Instructions for the task: Copy out the material below in full, but not its images.

Figure record extracts:
* * * * * * *
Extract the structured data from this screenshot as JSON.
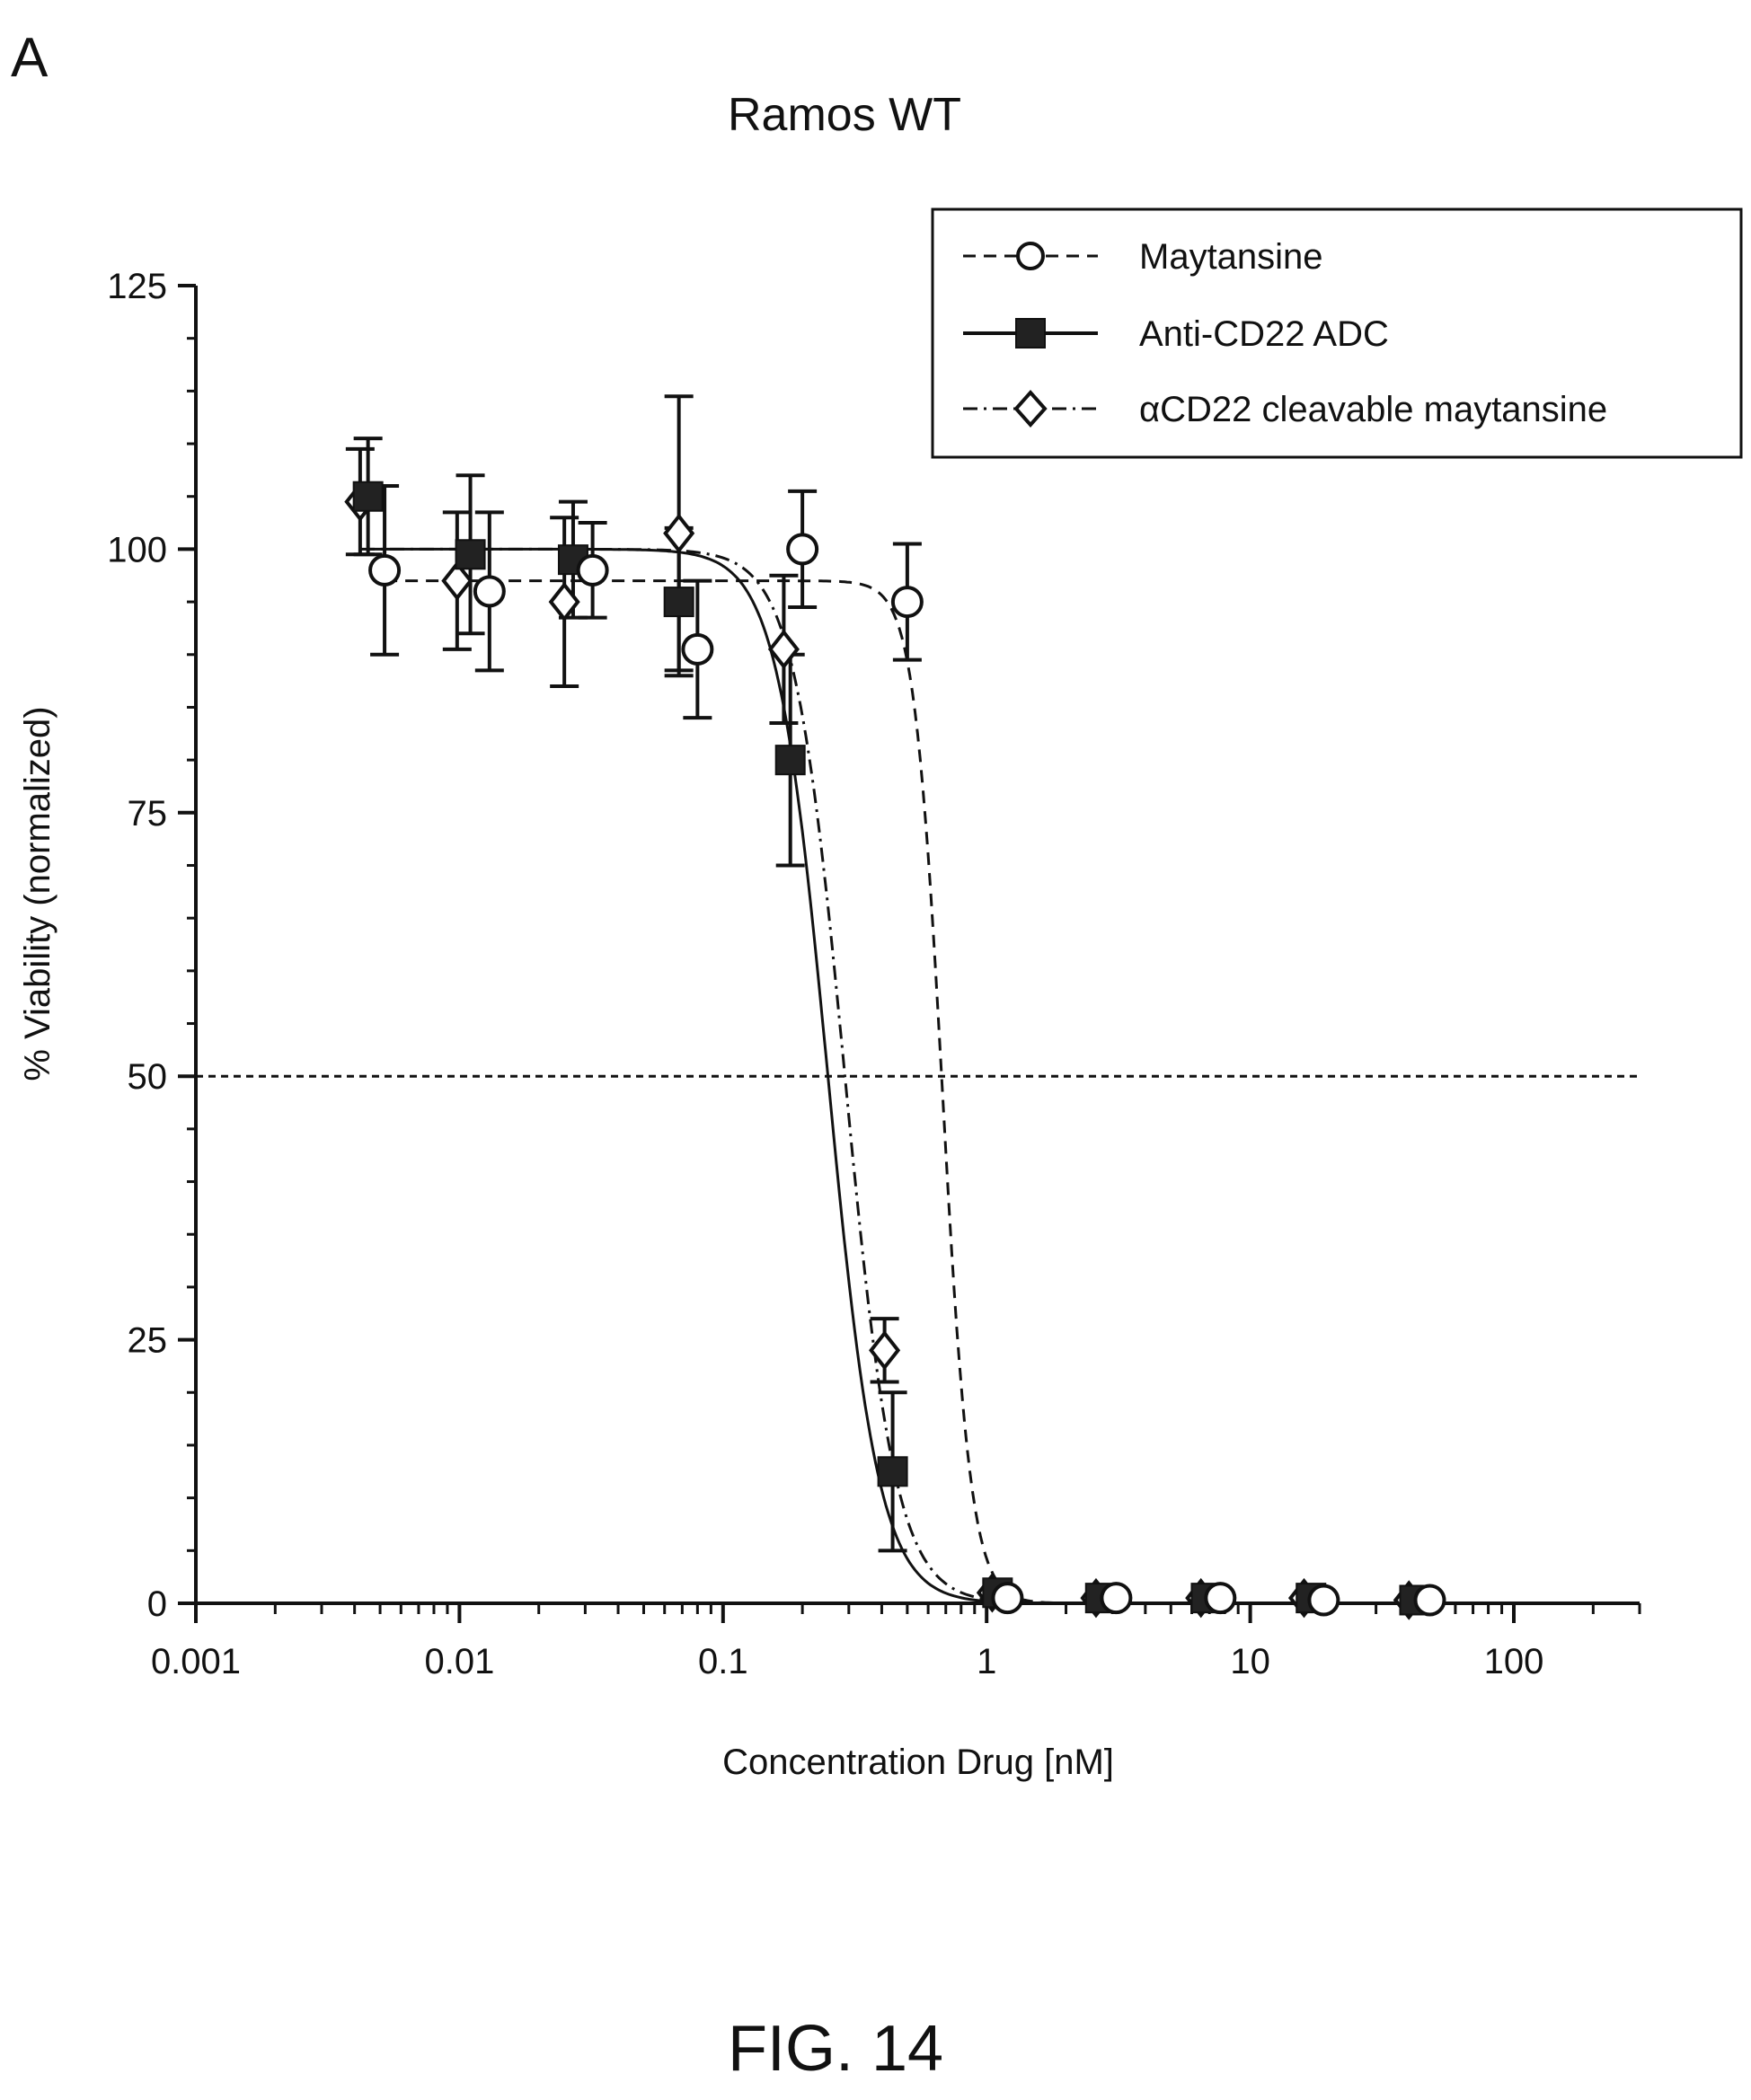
{
  "panel_label": "A",
  "figure_caption": "FIG. 14",
  "chart_data": {
    "type": "scatter",
    "title": "Ramos WT",
    "xlabel": "Concentration Drug [nM]",
    "ylabel": "% Viability (normalized)",
    "x_scale": "log",
    "xlim": [
      0.001,
      300
    ],
    "ylim": [
      0,
      125
    ],
    "x_ticks": [
      {
        "value": 0.001,
        "label": "0.001"
      },
      {
        "value": 0.01,
        "label": "0.01"
      },
      {
        "value": 0.1,
        "label": "0.1"
      },
      {
        "value": 1,
        "label": "1"
      },
      {
        "value": 10,
        "label": "10"
      },
      {
        "value": 100,
        "label": "100"
      }
    ],
    "y_ticks": [
      {
        "value": 0,
        "label": "0"
      },
      {
        "value": 25,
        "label": "25"
      },
      {
        "value": 50,
        "label": "50"
      },
      {
        "value": 75,
        "label": "75"
      },
      {
        "value": 100,
        "label": "100"
      },
      {
        "value": 125,
        "label": "125"
      }
    ],
    "reference_line_y": 50,
    "legend_position": "top-right",
    "grid": false,
    "series": [
      {
        "name": "Maytansine",
        "marker": "open-circle",
        "line_style": "dashed",
        "color": "#111111",
        "fit": {
          "top": 97,
          "bottom": 0,
          "ic50": 0.68,
          "hill": 8
        },
        "points": [
          {
            "x": 0.0052,
            "y": 98,
            "err": 8
          },
          {
            "x": 0.013,
            "y": 96,
            "err": 7.5
          },
          {
            "x": 0.032,
            "y": 98,
            "err": 4.5
          },
          {
            "x": 0.08,
            "y": 90.5,
            "err": 6.5
          },
          {
            "x": 0.2,
            "y": 100,
            "err": 5.5
          },
          {
            "x": 0.5,
            "y": 95,
            "err": 5.5
          },
          {
            "x": 1.2,
            "y": 0.5,
            "err": 0
          },
          {
            "x": 3.1,
            "y": 0.5,
            "err": 0
          },
          {
            "x": 7.7,
            "y": 0.5,
            "err": 0
          },
          {
            "x": 19,
            "y": 0.3,
            "err": 0
          },
          {
            "x": 48,
            "y": 0.3,
            "err": 0
          }
        ]
      },
      {
        "name": "Anti-CD22 ADC",
        "marker": "filled-square",
        "line_style": "solid",
        "color": "#111111",
        "fit": {
          "top": 100,
          "bottom": 0,
          "ic50": 0.25,
          "hill": 4.5
        },
        "points": [
          {
            "x": 0.0045,
            "y": 105,
            "err": 5.5
          },
          {
            "x": 0.011,
            "y": 99.5,
            "err": 7.5
          },
          {
            "x": 0.027,
            "y": 99,
            "err": 5.5
          },
          {
            "x": 0.068,
            "y": 95,
            "err": 7
          },
          {
            "x": 0.18,
            "y": 80,
            "err": 10
          },
          {
            "x": 0.44,
            "y": 12.5,
            "err": 7.5
          },
          {
            "x": 1.1,
            "y": 1,
            "err": 0
          },
          {
            "x": 2.7,
            "y": 0.5,
            "err": 0
          },
          {
            "x": 6.8,
            "y": 0.5,
            "err": 0
          },
          {
            "x": 17,
            "y": 0.5,
            "err": 0
          },
          {
            "x": 42,
            "y": 0.3,
            "err": 0
          }
        ]
      },
      {
        "name": "αCD22 cleavable maytansine",
        "marker": "open-diamond",
        "line_style": "dash-dot",
        "color": "#111111",
        "fit": {
          "top": 100,
          "bottom": 0,
          "ic50": 0.29,
          "hill": 4.5
        },
        "points": [
          {
            "x": 0.0042,
            "y": 104.5,
            "err": 5
          },
          {
            "x": 0.0098,
            "y": 97,
            "err": 6.5
          },
          {
            "x": 0.025,
            "y": 95,
            "err": 8
          },
          {
            "x": 0.068,
            "y": 101.5,
            "err": 13
          },
          {
            "x": 0.17,
            "y": 90.5,
            "err": 7
          },
          {
            "x": 0.41,
            "y": 24,
            "err": 3
          },
          {
            "x": 1.05,
            "y": 1,
            "err": 0
          },
          {
            "x": 2.6,
            "y": 0.5,
            "err": 0
          },
          {
            "x": 6.5,
            "y": 0.5,
            "err": 0
          },
          {
            "x": 16,
            "y": 0.5,
            "err": 0
          },
          {
            "x": 40,
            "y": 0.3,
            "err": 0
          }
        ]
      }
    ]
  }
}
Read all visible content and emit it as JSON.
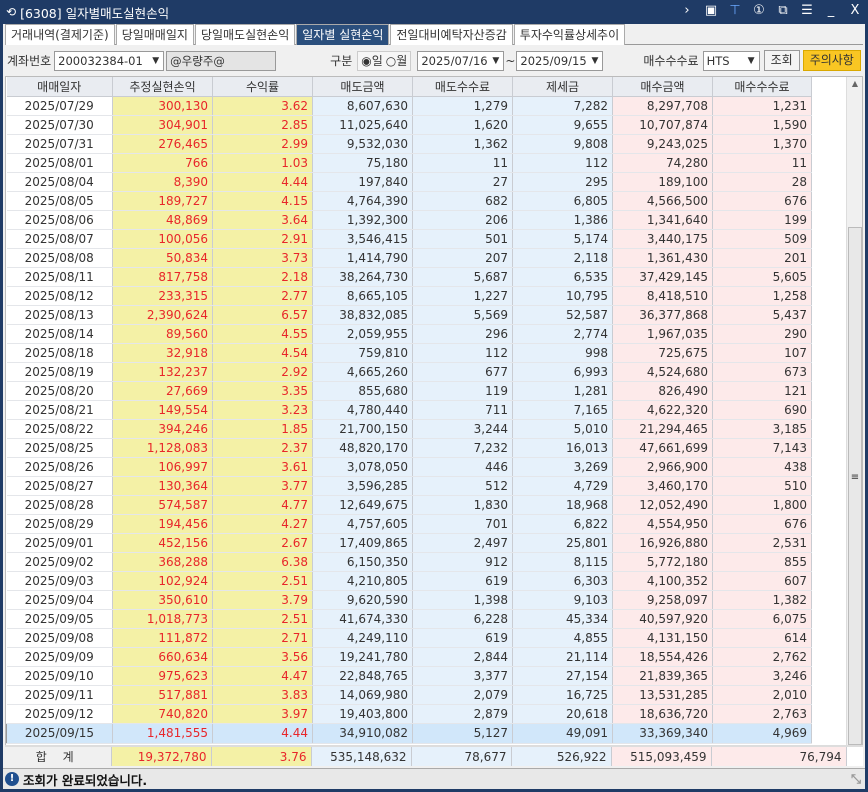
* * * * * * *
Problem solution:
Extract the structured data from this screenshot as JSON.
{
  "panel_label": "A",
  "figure_caption": "FIG. 14",
  "chart_data": {
    "type": "scatter",
    "title": "Ramos WT",
    "xlabel": "Concentration Drug [nM]",
    "ylabel": "% Viability (normalized)",
    "x_scale": "log",
    "xlim": [
      0.001,
      300
    ],
    "ylim": [
      0,
      125
    ],
    "x_ticks": [
      {
        "value": 0.001,
        "label": "0.001"
      },
      {
        "value": 0.01,
        "label": "0.01"
      },
      {
        "value": 0.1,
        "label": "0.1"
      },
      {
        "value": 1,
        "label": "1"
      },
      {
        "value": 10,
        "label": "10"
      },
      {
        "value": 100,
        "label": "100"
      }
    ],
    "y_ticks": [
      {
        "value": 0,
        "label": "0"
      },
      {
        "value": 25,
        "label": "25"
      },
      {
        "value": 50,
        "label": "50"
      },
      {
        "value": 75,
        "label": "75"
      },
      {
        "value": 100,
        "label": "100"
      },
      {
        "value": 125,
        "label": "125"
      }
    ],
    "reference_line_y": 50,
    "legend_position": "top-right",
    "grid": false,
    "series": [
      {
        "name": "Maytansine",
        "marker": "open-circle",
        "line_style": "dashed",
        "color": "#111111",
        "fit": {
          "top": 97,
          "bottom": 0,
          "ic50": 0.68,
          "hill": 8
        },
        "points": [
          {
            "x": 0.0052,
            "y": 98,
            "err": 8
          },
          {
            "x": 0.013,
            "y": 96,
            "err": 7.5
          },
          {
            "x": 0.032,
            "y": 98,
            "err": 4.5
          },
          {
            "x": 0.08,
            "y": 90.5,
            "err": 6.5
          },
          {
            "x": 0.2,
            "y": 100,
            "err": 5.5
          },
          {
            "x": 0.5,
            "y": 95,
            "err": 5.5
          },
          {
            "x": 1.2,
            "y": 0.5,
            "err": 0
          },
          {
            "x": 3.1,
            "y": 0.5,
            "err": 0
          },
          {
            "x": 7.7,
            "y": 0.5,
            "err": 0
          },
          {
            "x": 19,
            "y": 0.3,
            "err": 0
          },
          {
            "x": 48,
            "y": 0.3,
            "err": 0
          }
        ]
      },
      {
        "name": "Anti-CD22 ADC",
        "marker": "filled-square",
        "line_style": "solid",
        "color": "#111111",
        "fit": {
          "top": 100,
          "bottom": 0,
          "ic50": 0.25,
          "hill": 4.5
        },
        "points": [
          {
            "x": 0.0045,
            "y": 105,
            "err": 5.5
          },
          {
            "x": 0.011,
            "y": 99.5,
            "err": 7.5
          },
          {
            "x": 0.027,
            "y": 99,
            "err": 5.5
          },
          {
            "x": 0.068,
            "y": 95,
            "err": 7
          },
          {
            "x": 0.18,
            "y": 80,
            "err": 10
          },
          {
            "x": 0.44,
            "y": 12.5,
            "err": 7.5
          },
          {
            "x": 1.1,
            "y": 1,
            "err": 0
          },
          {
            "x": 2.7,
            "y": 0.5,
            "err": 0
          },
          {
            "x": 6.8,
            "y": 0.5,
            "err": 0
          },
          {
            "x": 17,
            "y": 0.5,
            "err": 0
          },
          {
            "x": 42,
            "y": 0.3,
            "err": 0
          }
        ]
      },
      {
        "name": "αCD22 cleavable maytansine",
        "marker": "open-diamond",
        "line_style": "dash-dot",
        "color": "#111111",
        "fit": {
          "top": 100,
          "bottom": 0,
          "ic50": 0.29,
          "hill": 4.5
        },
        "points": [
          {
            "x": 0.0042,
            "y": 104.5,
            "err": 5
          },
          {
            "x": 0.0098,
            "y": 97,
            "err": 6.5
          },
          {
            "x": 0.025,
            "y": 95,
            "err": 8
          },
          {
            "x": 0.068,
            "y": 101.5,
            "err": 13
          },
          {
            "x": 0.17,
            "y": 90.5,
            "err": 7
          },
          {
            "x": 0.41,
            "y": 24,
            "err": 3
          },
          {
            "x": 1.05,
            "y": 1,
            "err": 0
          },
          {
            "x": 2.6,
            "y": 0.5,
            "err": 0
          },
          {
            "x": 6.5,
            "y": 0.5,
            "err": 0
          },
          {
            "x": 16,
            "y": 0.5,
            "err": 0
          },
          {
            "x": 40,
            "y": 0.3,
            "err": 0
          }
        ]
      }
    ]
  }
}
Read all visible content and emit it as JSON.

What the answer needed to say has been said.